» **O que fazer**
Dê continuidade ao texto sobre a reitoria da Unicamp e as cotas étnico-raciais a partir do ponto em que ele termina.

» **Texto selecionado**
- - -

Na Unicamp dos supersalários, que aparece nas pesquisas como uma das melhores universidades do mundo, o trabalho da limpeza é terceirizado, com baixos salários, falta de estrutura, e alta rotatividade, sendo a maioria de trabalhadores negros, e quando questionamos a reitoria sobre a terceirização e as condições que esses trabalhadores são submetidos ela nos responde que não são funcionários da Unicamp, como se fosse “neutra” do que acontece na universidade. Os estudantes pobres que conseguem perfurar a estrutura elitista que se materializa no vestibular e adentram as portas da universidade são obrigados a morar numa moradia superlotada, com a infraestrutura comprometida e a trabalhar para conseguir manter seus estudos, já escancarando o caráter de classe da universidade, onde a reitoria, com membros que recebem até 65 mil, nos responde que “bolsa sem contrapartida é mesada”, nos tirando o direito de permanecer na universidade.

Portanto, não existe neutralidade da reitoria, a burocracia não quer cotas étnico-raciais na universidade porque é racista, elitista, privatista e apesar de se pintar de “reitoria do diálogo”, é anti-democrática, não quer que negros e pobres adentrem as portas da universidade para estudar, mas apenas para trabalhar nos postos mais precários, não se importa com as condições das nossa vidas na moradia estudantil, ou com o fato de sermos obrigados a trabalhar para nos manter na universidade, muitas vezes cumprindo o papel que deveria ser de um trabalhador contratado com os devidos direitos, mas aos bancos e empresas as portas são livres, como já podemos ver no nosso RA conveniado com o Santander, ou nas imensa produção de patente da universidade. A reitoria buscou desconstruir a mobilização estudantil do início do ano, com o atual reitor, Tadeu, insistindo em “não se posicionar” e também teve membros de sua equipe usando o PROFIS como contraposição à inclusão das cotas. Não querem cotas na Unicamp porque temem que a implementação delas dê margem a um questionamento ainda mais profundo do racismo aqui presente, temem que futuros estudantes cotistas, junto aos demais estudantes que lutaram pelas cotas, possam se ligar aos trabalhadores para derrubar a terceirização, o vestibular, os privilégios e estabeleçam uma nova estrutura de poder - na qual a universidade seja verdadeiramente democrática, dirigida por aqueles que à constroem de fato, estudantes, trabalhadores e professores, sem servir aos interesses das multinacionais, mas às necessidades da população pobre que nunca adentra às suas portas para usufruir de seu renome.

- - -

» **Trechos dos registros**
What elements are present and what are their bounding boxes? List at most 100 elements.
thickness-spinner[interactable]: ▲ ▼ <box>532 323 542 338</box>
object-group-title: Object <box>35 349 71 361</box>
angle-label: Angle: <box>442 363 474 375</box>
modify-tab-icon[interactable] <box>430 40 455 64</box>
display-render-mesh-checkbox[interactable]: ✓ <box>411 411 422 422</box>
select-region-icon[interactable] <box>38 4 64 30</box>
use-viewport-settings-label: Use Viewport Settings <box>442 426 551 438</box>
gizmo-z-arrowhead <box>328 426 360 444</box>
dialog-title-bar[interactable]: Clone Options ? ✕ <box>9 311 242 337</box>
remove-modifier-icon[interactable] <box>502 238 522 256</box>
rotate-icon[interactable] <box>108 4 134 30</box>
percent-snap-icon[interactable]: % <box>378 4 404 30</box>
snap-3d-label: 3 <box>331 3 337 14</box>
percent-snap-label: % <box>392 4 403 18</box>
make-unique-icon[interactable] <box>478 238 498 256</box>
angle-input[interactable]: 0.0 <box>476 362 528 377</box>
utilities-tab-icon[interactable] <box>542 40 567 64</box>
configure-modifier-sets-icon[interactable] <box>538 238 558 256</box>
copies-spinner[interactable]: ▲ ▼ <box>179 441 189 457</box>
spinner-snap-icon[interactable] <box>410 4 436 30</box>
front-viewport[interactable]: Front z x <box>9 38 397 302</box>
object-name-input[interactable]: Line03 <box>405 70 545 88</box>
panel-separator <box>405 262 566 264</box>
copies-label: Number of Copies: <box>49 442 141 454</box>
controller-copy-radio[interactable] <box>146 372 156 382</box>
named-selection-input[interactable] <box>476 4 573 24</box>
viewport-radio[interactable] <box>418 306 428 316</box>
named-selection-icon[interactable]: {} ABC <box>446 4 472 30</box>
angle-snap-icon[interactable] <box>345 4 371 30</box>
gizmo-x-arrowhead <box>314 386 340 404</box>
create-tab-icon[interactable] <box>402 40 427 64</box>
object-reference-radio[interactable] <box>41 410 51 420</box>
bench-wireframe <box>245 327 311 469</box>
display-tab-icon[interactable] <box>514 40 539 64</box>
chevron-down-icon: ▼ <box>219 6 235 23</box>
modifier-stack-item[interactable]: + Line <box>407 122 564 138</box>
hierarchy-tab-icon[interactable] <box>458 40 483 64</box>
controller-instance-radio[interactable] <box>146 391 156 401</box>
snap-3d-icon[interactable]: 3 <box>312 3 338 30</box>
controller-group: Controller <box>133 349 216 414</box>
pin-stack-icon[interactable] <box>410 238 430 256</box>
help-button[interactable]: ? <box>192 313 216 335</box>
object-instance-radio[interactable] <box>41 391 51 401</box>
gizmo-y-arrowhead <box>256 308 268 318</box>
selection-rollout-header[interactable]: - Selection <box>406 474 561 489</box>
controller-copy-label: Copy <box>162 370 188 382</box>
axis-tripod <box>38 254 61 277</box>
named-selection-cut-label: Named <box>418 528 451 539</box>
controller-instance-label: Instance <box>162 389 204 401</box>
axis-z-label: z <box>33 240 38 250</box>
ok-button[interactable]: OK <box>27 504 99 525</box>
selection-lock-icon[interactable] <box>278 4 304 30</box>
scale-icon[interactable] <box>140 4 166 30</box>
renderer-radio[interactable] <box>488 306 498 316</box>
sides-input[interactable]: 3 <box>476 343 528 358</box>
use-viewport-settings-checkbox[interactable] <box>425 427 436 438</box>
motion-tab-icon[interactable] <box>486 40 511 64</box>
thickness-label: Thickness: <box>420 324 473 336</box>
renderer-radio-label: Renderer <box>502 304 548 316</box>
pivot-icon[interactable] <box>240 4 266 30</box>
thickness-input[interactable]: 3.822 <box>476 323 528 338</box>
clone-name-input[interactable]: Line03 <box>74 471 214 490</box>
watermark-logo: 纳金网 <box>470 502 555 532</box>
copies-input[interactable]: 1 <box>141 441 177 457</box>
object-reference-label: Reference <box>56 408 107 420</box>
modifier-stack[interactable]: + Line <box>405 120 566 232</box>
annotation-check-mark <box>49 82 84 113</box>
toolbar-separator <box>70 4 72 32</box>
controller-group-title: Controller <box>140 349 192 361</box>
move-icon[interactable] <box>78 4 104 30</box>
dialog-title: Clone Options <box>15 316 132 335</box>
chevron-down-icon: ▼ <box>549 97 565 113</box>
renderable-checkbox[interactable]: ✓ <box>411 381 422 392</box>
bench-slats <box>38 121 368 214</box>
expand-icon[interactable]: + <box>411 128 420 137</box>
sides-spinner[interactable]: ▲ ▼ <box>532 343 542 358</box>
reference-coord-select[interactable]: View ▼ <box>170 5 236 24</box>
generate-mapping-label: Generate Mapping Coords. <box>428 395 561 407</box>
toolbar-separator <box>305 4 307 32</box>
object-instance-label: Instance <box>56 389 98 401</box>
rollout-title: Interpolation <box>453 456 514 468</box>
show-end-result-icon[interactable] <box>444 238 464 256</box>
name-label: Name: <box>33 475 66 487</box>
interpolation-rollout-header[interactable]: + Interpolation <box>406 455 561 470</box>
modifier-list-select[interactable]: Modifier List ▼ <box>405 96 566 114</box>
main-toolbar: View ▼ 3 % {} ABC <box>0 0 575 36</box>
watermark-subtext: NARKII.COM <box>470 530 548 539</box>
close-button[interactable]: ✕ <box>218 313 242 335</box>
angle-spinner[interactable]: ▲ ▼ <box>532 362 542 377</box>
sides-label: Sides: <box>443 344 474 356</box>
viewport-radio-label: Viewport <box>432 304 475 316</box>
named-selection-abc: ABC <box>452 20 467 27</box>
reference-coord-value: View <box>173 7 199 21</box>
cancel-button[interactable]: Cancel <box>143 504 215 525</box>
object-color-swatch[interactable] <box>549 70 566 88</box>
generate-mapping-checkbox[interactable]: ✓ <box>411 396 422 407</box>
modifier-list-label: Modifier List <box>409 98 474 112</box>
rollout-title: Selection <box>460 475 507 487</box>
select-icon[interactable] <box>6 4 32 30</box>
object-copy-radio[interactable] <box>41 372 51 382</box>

- - -

» **Sua resposta**
Devemos transformar as audiências públicas em um grande fato político, envolvendo o conjunto da sociedade na luta pelas cotas étnico-raciais na Universidade, com a participação de intelectuais e movimentos sociais em que a burocracia universitária racista seja constrangida e não tenha outra saída a não ser votar pela implementação das cotas na Unicamp. Por isso, todas as iniciativas da Frente Pró-Cotas, do Núcleo de Consciência Negra, e do grupo de trabalho sobre cotas estão sendo fundamentais nesse sentido, e vai ser a participação de toda a comunidade acadêmica, de grande parte dos estudantes, de dentro e fora da Unicamp, de cursinhos comunitários e da juventude secundarista que já mostrou sua força, que pode enfrentar o racismo na universidade e arrancar as cotas étnico-raciais. Portanto, convocamos todos aqueles que não naturalizam o elitismo e o racismo da Unicamp a comporem as audiências públicas e avançar para uma educação verdadeiramente pública, gratuita e de qualidades para todos, que coloque de fato toda a juventude negra dentro da universidade.